__The request__: In the entries below, find the lines with the word "FIGURA" and copy them.
╭─ Information supplied
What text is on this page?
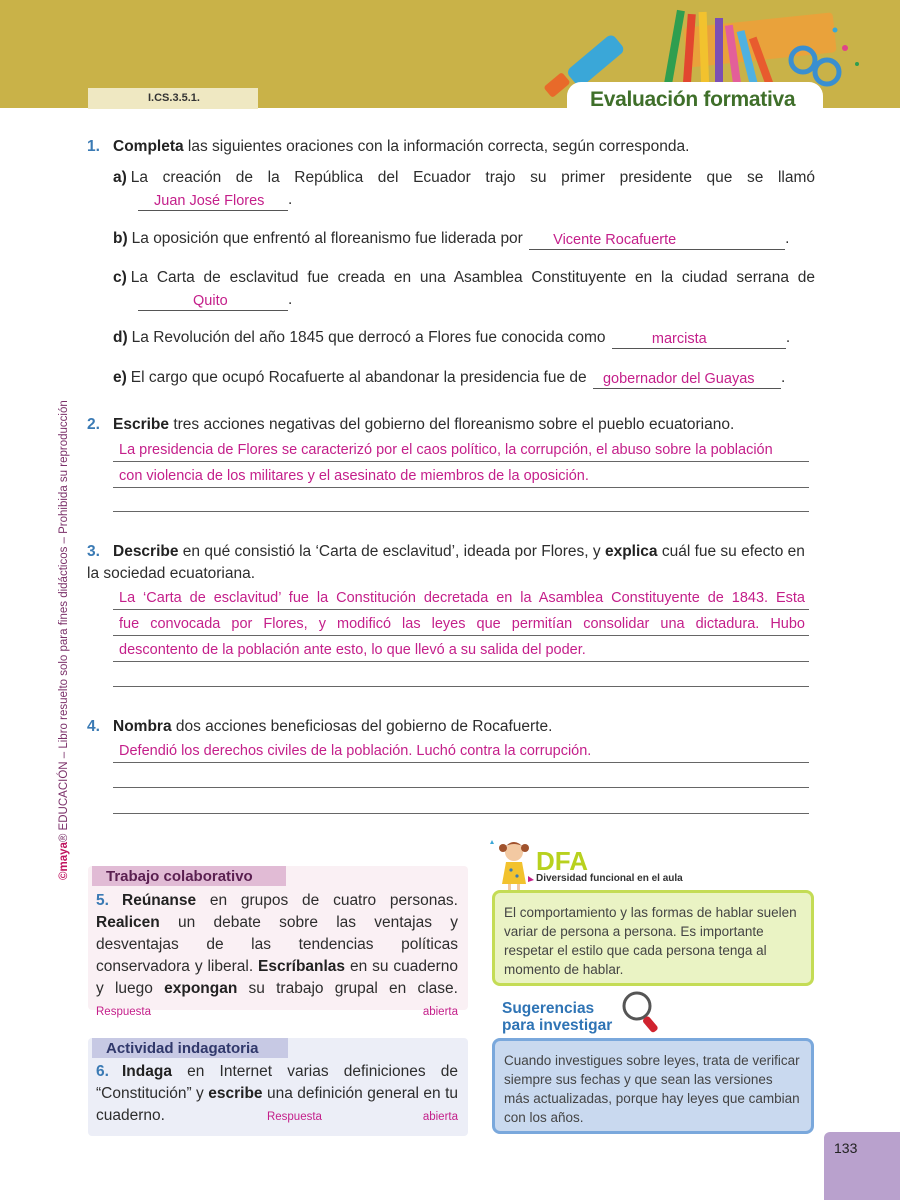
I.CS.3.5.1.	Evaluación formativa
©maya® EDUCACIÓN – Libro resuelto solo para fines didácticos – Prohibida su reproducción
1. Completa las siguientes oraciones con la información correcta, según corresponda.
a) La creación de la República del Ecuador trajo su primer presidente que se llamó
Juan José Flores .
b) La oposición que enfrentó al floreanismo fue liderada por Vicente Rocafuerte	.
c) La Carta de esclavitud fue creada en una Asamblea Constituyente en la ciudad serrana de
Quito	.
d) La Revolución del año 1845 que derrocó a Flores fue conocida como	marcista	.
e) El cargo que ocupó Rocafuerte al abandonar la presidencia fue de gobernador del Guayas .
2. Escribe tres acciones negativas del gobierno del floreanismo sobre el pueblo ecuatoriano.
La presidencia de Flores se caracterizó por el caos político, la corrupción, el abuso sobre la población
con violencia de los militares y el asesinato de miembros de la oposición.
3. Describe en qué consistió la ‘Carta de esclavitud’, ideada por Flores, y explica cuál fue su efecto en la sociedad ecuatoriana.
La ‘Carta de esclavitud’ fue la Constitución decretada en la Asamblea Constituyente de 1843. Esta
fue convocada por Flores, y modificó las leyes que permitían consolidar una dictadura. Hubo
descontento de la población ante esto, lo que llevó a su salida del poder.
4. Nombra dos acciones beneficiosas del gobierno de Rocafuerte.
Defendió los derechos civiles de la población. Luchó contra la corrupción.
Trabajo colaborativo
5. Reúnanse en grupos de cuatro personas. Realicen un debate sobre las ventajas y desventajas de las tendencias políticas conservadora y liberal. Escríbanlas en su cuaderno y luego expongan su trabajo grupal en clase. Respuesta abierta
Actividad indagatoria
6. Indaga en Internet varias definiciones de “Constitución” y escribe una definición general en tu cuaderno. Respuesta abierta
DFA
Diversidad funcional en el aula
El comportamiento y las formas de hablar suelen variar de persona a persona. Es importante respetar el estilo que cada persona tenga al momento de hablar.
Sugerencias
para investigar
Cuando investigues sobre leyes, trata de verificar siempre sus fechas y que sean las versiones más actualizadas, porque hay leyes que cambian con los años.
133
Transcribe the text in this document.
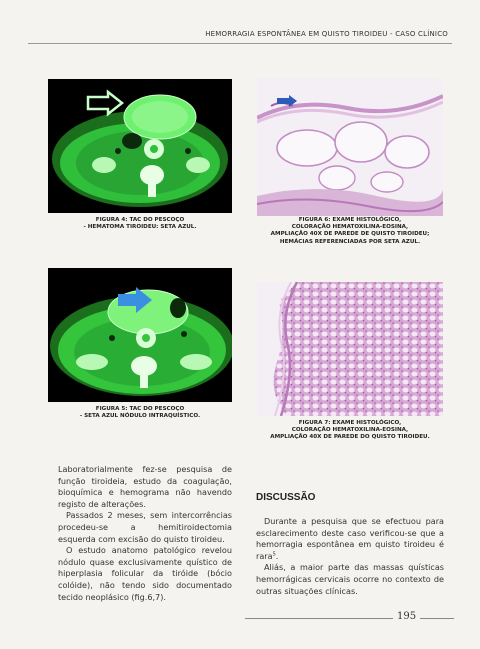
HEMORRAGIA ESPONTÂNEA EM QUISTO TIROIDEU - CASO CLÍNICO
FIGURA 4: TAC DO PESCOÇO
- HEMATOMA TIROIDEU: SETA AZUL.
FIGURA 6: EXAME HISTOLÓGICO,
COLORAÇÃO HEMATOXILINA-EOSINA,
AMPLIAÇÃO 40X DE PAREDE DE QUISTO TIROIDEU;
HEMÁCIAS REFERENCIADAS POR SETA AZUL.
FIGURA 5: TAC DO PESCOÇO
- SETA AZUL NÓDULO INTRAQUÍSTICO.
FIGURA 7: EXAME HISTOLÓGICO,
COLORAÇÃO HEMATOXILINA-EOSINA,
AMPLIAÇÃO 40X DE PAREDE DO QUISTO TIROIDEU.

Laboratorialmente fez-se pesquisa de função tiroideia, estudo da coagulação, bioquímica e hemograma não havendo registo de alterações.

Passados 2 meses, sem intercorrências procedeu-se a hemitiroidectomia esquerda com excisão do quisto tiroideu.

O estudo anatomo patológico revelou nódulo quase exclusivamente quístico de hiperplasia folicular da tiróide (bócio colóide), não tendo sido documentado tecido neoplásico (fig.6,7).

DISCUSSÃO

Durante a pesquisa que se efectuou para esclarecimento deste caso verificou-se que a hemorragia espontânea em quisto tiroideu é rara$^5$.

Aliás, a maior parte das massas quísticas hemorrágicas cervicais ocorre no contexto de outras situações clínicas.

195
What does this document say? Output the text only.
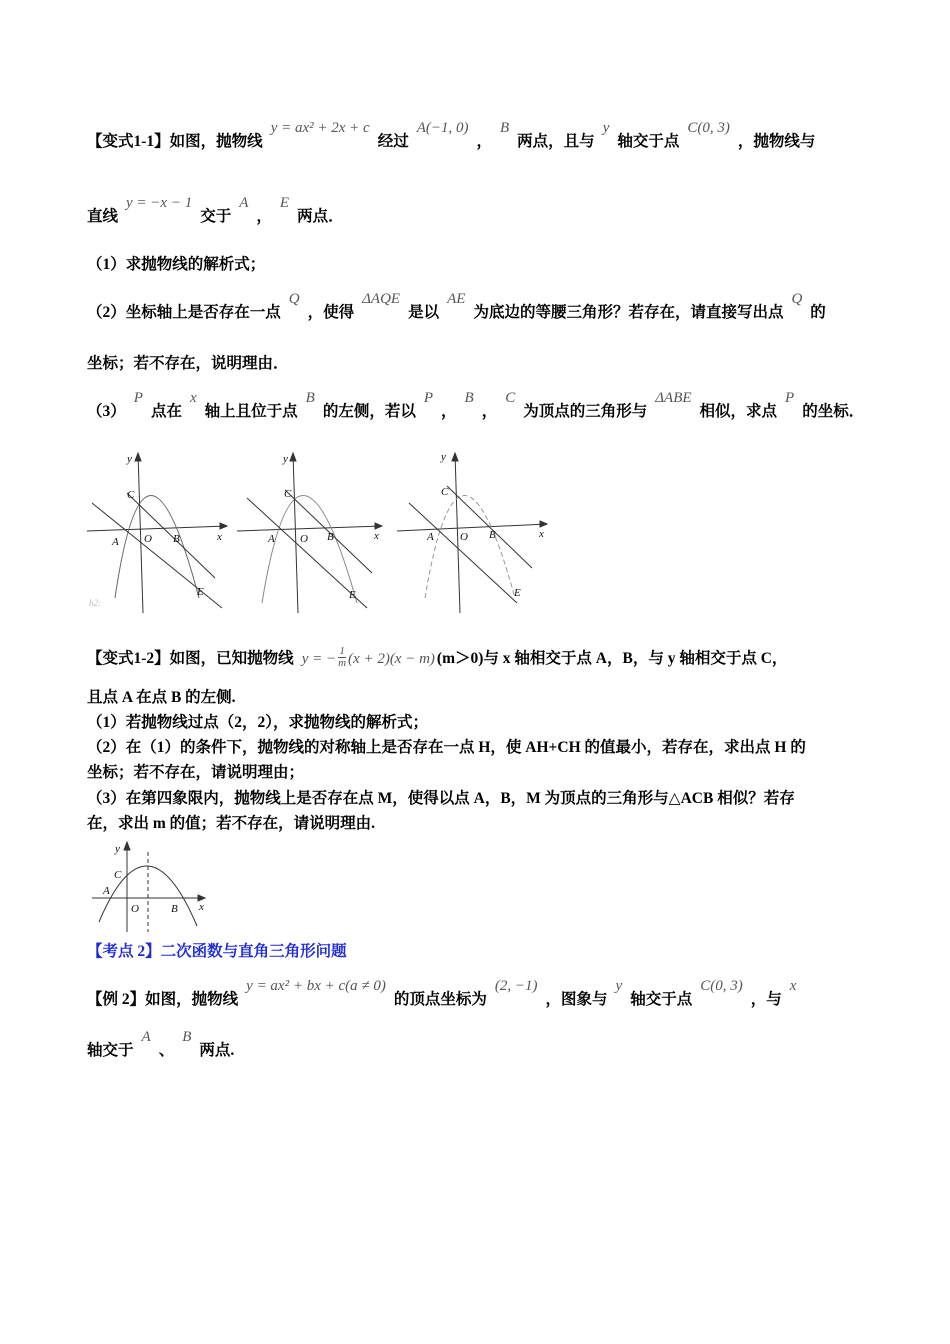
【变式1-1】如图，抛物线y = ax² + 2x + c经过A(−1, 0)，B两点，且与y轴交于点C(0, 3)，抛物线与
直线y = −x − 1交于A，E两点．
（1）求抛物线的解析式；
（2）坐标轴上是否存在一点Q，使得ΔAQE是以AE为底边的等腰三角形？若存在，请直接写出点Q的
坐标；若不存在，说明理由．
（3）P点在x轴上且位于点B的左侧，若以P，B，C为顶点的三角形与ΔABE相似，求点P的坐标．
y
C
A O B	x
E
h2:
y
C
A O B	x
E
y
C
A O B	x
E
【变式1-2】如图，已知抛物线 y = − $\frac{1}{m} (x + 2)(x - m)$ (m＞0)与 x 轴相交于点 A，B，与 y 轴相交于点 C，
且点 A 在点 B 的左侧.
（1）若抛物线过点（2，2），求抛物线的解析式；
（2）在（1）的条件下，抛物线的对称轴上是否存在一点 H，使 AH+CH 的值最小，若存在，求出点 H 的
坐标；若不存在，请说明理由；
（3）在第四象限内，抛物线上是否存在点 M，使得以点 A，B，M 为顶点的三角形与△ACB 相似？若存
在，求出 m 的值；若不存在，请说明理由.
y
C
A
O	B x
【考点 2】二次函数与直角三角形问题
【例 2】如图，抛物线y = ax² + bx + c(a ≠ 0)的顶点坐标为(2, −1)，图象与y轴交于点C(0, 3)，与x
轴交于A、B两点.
╰─
__Exercise answer__:
FIGURA 4: TAC DO PESCOÇO
FIGURA 6: EXAME HISTOLÓGICO,
FIGURA 5: TAC DO PESCOÇO
FIGURA 7: EXAME HISTOLÓGICO,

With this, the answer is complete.